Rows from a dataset
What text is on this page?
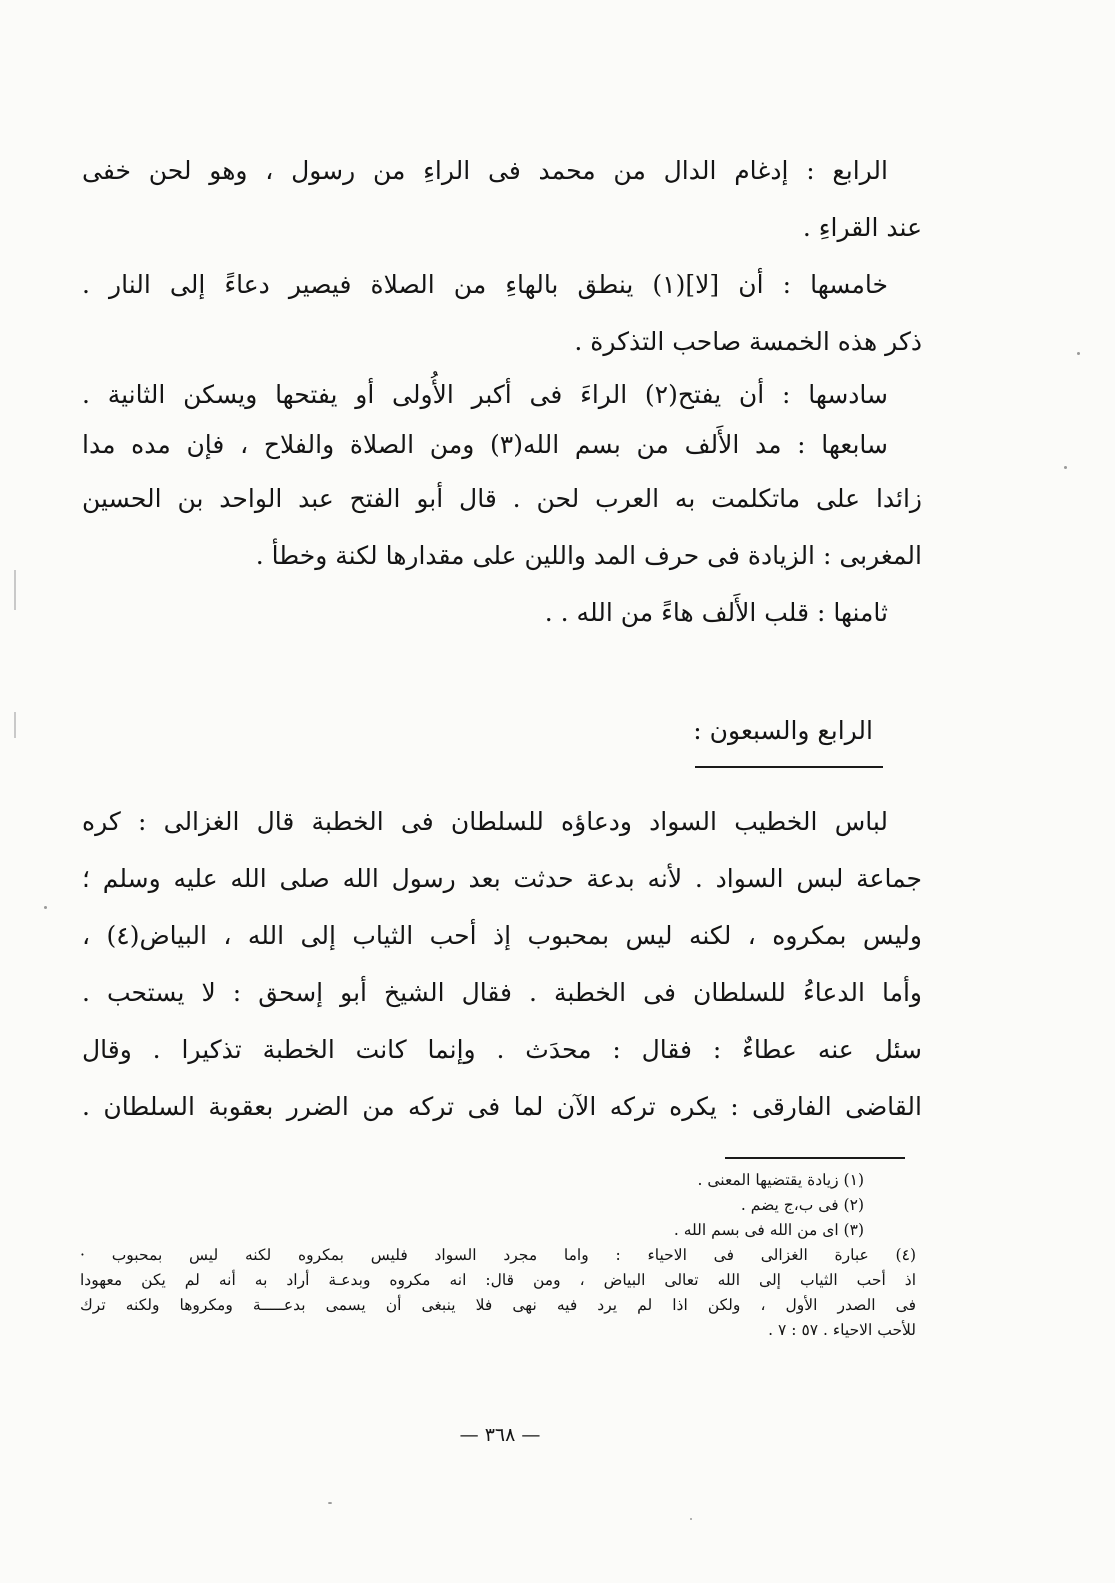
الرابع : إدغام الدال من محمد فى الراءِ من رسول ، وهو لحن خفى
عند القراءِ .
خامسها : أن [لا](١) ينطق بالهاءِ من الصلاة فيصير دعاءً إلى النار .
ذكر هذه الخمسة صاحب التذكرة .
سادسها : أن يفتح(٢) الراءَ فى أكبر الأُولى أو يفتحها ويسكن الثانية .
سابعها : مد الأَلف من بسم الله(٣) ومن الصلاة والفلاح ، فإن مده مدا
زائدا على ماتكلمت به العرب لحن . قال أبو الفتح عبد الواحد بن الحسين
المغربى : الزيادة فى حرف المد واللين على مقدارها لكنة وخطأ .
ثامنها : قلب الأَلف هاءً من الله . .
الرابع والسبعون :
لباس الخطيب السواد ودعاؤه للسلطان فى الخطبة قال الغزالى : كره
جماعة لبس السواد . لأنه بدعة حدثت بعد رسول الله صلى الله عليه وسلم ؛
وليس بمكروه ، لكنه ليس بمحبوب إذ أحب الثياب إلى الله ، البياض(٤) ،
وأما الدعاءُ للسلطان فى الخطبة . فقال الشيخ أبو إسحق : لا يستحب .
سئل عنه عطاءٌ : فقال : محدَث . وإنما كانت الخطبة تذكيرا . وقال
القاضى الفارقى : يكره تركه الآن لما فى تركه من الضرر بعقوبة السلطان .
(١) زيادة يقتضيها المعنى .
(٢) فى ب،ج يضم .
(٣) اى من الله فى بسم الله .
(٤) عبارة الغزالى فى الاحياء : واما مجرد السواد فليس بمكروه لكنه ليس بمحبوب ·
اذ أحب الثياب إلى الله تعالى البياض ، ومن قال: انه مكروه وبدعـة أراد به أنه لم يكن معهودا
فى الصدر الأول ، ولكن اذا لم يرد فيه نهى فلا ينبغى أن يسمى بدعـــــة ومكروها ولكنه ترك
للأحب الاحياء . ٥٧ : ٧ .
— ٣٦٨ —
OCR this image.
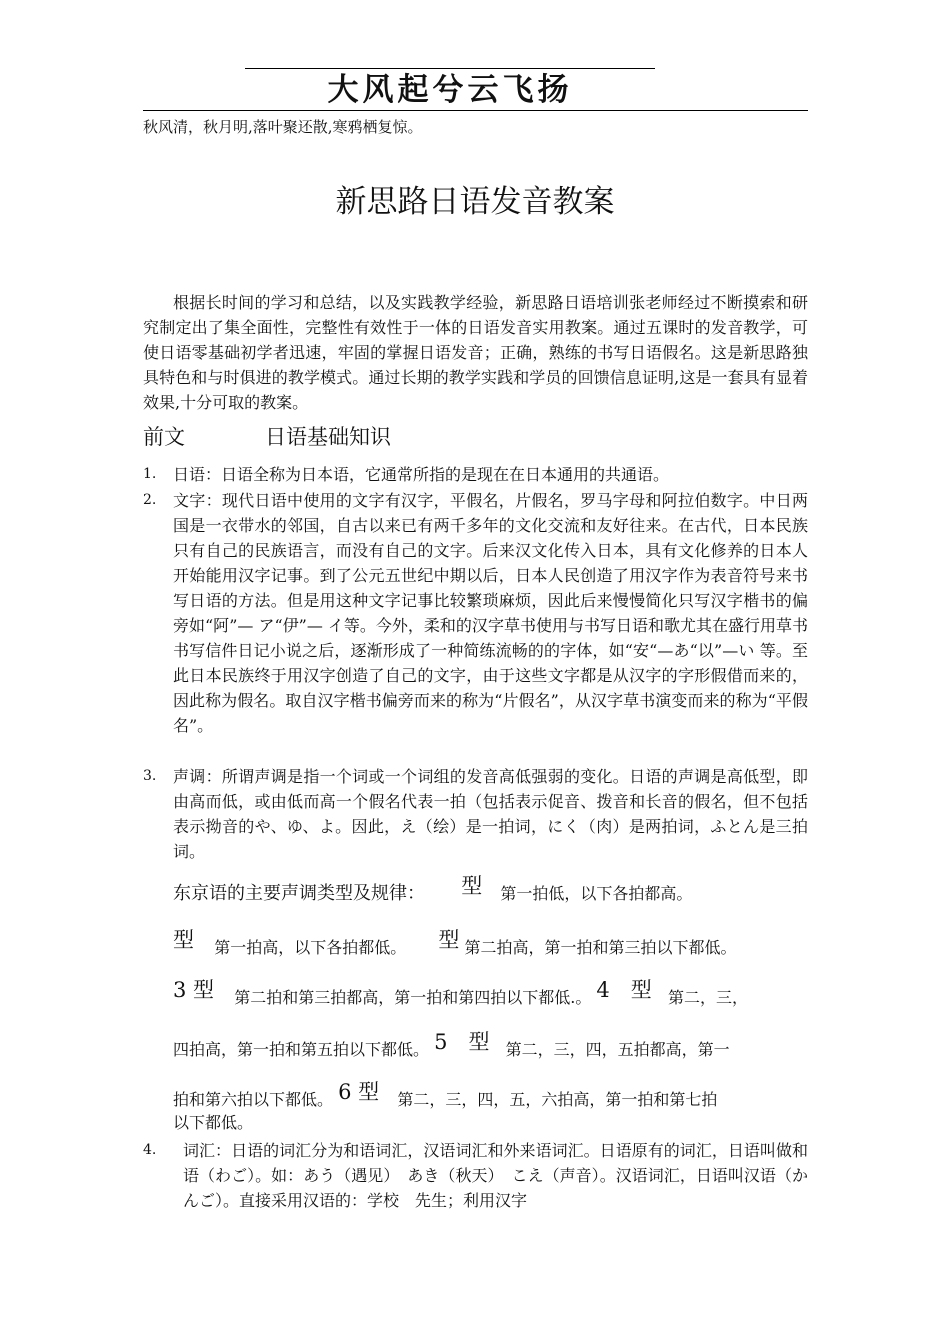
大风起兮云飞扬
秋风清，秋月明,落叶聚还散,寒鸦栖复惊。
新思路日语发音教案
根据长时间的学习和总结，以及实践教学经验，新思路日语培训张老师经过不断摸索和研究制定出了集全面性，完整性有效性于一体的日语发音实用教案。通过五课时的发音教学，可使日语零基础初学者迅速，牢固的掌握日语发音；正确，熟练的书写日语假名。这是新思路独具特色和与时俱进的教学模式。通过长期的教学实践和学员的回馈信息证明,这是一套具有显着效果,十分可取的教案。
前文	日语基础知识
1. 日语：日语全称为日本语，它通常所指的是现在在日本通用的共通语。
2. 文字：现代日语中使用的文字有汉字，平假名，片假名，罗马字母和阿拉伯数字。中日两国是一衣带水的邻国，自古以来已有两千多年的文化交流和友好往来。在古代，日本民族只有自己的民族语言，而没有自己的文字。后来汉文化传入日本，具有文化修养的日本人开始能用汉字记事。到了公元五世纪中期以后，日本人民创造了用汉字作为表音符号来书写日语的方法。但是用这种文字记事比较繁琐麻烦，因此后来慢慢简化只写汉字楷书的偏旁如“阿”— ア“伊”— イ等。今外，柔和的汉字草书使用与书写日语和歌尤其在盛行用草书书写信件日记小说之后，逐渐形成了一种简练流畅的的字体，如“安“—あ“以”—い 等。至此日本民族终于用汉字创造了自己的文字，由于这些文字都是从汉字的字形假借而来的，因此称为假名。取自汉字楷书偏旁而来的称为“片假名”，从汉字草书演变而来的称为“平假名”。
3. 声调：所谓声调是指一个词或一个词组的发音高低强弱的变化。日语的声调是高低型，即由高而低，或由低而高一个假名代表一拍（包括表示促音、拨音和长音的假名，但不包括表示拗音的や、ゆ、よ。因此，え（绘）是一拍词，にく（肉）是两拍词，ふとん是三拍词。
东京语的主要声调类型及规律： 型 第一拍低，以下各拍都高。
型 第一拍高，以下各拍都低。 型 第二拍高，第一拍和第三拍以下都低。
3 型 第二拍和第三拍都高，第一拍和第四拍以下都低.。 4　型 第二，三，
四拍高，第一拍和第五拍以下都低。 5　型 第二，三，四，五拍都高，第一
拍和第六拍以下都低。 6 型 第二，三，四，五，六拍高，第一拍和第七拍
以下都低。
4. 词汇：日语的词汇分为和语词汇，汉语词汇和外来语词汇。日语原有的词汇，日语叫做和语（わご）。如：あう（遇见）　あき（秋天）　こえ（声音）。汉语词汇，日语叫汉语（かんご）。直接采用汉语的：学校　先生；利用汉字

EXERCISE OBJECTIVE: Where a line holds "بمحبوب", copy that line.

THE REPLY:
وليس بمكروه ، لكنه ليس بمحبوب إذ أحب الثياب إلى الله ، البياض(٤) ،
(٤) عبارة الغزالى فى الاحياء : واما مجرد السواد فليس بمكروه لكنه ليس بمحبوب ·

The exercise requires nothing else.